→ JOB:
Select every line holding the word "motion" and copy it.

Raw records
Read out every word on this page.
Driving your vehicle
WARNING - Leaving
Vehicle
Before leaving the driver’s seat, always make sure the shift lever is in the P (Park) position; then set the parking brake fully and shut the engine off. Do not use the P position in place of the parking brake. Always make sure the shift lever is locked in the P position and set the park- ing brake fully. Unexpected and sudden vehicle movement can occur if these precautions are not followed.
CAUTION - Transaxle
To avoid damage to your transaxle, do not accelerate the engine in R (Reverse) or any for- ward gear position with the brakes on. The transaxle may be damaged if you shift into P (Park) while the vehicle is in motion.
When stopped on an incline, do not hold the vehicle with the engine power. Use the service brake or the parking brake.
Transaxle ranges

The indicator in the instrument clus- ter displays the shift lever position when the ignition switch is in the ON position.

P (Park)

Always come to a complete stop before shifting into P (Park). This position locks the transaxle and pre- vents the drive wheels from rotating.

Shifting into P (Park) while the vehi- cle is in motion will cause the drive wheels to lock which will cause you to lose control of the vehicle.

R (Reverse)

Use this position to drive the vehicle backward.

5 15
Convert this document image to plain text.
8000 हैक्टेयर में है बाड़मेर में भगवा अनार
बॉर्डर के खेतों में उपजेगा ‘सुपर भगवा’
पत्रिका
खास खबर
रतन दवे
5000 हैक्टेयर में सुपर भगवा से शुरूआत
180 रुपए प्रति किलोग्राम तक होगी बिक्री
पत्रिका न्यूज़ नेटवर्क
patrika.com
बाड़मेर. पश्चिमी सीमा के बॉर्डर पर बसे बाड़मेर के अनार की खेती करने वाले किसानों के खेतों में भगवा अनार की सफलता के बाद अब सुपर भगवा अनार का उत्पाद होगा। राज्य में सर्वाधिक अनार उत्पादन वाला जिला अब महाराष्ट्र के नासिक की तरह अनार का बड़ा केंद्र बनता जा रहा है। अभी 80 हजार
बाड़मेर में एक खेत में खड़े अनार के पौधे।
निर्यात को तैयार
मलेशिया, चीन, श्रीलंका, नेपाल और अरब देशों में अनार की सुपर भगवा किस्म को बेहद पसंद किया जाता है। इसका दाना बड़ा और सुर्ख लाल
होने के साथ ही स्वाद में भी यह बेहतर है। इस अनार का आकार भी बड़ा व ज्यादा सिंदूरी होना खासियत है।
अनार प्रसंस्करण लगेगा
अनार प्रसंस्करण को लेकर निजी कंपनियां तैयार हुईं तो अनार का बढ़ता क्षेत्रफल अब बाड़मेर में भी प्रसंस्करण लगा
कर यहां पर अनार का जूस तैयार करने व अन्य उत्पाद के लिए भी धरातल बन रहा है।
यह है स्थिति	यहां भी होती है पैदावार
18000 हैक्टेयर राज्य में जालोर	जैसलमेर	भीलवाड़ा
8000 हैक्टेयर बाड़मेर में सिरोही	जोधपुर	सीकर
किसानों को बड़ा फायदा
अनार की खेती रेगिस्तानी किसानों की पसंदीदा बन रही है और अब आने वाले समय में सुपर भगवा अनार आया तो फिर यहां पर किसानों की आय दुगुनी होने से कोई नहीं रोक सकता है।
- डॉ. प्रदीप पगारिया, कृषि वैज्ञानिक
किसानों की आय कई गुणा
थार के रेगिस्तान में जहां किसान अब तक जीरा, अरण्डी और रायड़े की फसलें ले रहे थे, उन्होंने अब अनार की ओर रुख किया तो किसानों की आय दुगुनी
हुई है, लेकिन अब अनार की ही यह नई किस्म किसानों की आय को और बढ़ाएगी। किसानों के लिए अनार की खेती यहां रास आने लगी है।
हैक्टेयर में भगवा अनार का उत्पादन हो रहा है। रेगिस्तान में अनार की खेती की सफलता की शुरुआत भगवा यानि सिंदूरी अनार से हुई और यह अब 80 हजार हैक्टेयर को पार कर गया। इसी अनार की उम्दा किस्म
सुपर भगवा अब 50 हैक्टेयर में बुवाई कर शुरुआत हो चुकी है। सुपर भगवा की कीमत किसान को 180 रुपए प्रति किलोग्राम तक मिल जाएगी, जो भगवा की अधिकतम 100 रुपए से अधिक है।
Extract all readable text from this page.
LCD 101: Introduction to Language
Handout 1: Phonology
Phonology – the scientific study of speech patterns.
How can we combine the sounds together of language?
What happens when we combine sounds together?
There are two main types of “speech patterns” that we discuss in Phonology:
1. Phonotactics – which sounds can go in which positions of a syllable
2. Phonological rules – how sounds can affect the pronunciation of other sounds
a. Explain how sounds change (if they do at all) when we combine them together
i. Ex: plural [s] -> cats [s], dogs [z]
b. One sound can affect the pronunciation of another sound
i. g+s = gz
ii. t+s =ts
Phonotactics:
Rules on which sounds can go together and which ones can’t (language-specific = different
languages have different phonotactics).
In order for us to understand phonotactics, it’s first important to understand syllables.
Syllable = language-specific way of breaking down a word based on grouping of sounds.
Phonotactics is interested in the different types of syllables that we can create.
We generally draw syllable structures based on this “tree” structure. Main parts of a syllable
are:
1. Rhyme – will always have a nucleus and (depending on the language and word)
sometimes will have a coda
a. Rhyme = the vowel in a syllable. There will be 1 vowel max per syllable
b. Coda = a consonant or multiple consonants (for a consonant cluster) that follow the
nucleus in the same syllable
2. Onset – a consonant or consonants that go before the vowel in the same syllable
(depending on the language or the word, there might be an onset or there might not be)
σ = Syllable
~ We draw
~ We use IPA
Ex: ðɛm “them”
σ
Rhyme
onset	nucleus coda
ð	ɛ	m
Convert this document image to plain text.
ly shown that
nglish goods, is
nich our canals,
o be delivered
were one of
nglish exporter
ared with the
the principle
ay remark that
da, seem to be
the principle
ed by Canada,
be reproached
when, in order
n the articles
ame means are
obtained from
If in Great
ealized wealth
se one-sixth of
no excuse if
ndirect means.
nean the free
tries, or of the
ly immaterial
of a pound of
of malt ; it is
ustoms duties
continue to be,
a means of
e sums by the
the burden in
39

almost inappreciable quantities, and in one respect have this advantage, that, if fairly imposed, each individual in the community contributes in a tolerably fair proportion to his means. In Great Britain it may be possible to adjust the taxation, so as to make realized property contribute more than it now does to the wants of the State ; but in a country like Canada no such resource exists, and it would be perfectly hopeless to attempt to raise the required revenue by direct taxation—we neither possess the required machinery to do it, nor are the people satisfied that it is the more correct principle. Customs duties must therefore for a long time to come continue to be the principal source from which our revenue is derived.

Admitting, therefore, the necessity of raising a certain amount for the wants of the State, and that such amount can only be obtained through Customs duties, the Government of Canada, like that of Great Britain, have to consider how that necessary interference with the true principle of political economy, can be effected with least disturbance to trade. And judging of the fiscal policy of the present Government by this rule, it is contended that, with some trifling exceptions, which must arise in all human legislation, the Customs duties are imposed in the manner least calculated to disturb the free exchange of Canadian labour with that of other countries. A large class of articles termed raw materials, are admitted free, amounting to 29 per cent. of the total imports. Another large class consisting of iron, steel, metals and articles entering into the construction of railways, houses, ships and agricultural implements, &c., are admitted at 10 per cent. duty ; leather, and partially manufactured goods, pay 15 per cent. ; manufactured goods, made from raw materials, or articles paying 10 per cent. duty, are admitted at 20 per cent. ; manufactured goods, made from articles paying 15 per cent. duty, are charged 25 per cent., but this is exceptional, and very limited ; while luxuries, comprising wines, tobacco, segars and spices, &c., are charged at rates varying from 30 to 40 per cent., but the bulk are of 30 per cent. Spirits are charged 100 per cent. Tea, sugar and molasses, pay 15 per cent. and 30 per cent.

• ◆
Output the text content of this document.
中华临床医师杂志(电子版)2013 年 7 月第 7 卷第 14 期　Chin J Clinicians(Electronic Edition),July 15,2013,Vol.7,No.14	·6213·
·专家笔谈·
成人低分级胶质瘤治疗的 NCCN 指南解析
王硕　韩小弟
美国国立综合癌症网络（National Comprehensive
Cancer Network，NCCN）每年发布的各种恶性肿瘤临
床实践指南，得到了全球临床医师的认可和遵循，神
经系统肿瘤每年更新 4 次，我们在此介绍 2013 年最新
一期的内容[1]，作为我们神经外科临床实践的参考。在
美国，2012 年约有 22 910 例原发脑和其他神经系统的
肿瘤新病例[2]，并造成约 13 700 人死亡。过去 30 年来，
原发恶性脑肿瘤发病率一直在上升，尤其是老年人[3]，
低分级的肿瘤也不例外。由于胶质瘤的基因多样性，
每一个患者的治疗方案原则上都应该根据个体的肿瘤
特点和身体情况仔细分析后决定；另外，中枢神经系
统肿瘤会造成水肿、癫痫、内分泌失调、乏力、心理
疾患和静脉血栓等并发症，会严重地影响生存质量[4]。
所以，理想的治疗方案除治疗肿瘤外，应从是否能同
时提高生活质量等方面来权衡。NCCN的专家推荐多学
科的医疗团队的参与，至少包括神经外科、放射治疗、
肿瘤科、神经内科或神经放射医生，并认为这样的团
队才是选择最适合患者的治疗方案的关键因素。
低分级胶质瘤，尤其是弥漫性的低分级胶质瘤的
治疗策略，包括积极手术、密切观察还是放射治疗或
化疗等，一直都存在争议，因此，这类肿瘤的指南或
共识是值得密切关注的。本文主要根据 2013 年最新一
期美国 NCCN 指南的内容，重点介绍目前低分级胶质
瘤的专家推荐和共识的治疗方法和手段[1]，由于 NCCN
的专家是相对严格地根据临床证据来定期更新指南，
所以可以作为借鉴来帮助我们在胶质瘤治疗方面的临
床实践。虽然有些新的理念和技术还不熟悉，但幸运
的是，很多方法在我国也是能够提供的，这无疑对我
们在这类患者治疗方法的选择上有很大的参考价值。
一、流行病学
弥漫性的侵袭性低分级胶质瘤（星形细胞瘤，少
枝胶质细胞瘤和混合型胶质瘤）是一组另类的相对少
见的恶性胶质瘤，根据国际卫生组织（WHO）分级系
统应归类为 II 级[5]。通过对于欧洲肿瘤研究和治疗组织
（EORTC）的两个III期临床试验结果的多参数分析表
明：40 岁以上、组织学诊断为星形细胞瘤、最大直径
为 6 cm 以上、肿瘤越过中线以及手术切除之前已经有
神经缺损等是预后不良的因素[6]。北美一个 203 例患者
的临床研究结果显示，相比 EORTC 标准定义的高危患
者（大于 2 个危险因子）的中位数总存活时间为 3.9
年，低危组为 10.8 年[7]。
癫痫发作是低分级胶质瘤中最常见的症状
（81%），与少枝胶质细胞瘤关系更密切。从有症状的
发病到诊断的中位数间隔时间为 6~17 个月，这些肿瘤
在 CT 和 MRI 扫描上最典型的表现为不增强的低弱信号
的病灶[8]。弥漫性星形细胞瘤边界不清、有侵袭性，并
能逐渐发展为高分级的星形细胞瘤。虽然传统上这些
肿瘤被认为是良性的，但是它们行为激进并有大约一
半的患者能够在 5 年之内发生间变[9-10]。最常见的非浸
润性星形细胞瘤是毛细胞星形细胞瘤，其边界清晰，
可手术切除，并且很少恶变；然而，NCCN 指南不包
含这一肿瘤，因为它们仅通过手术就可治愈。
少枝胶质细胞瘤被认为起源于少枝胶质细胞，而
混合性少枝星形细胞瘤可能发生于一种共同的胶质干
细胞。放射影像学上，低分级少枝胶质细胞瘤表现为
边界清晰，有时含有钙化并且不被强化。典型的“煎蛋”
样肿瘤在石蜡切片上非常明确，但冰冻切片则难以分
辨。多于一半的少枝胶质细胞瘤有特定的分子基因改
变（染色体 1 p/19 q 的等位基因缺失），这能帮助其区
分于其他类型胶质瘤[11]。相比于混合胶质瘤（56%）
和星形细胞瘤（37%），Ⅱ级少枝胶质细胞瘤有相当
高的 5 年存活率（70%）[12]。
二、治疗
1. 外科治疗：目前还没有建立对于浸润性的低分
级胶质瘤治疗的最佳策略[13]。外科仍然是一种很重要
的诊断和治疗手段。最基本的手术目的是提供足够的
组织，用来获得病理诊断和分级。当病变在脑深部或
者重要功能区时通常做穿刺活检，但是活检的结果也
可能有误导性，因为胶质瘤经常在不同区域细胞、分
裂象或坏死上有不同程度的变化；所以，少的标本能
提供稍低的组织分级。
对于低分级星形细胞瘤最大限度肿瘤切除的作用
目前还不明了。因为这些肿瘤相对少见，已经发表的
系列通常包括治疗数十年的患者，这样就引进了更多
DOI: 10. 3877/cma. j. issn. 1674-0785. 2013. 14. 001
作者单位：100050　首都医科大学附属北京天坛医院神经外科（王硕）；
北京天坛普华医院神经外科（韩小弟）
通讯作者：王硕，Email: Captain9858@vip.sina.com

→ RESULT OF THE TASK:
To avoid damage to your transaxle, do not accelerate the engine in R (Reverse) or any for- ward gear position with the brakes on. The transaxle may be damaged if you shift into P (Park) while the vehicle is in motion.
Shifting into P (Park) while the vehi- cle is in motion will cause the drive wheels to lock which will cause you to lose control of the vehicle.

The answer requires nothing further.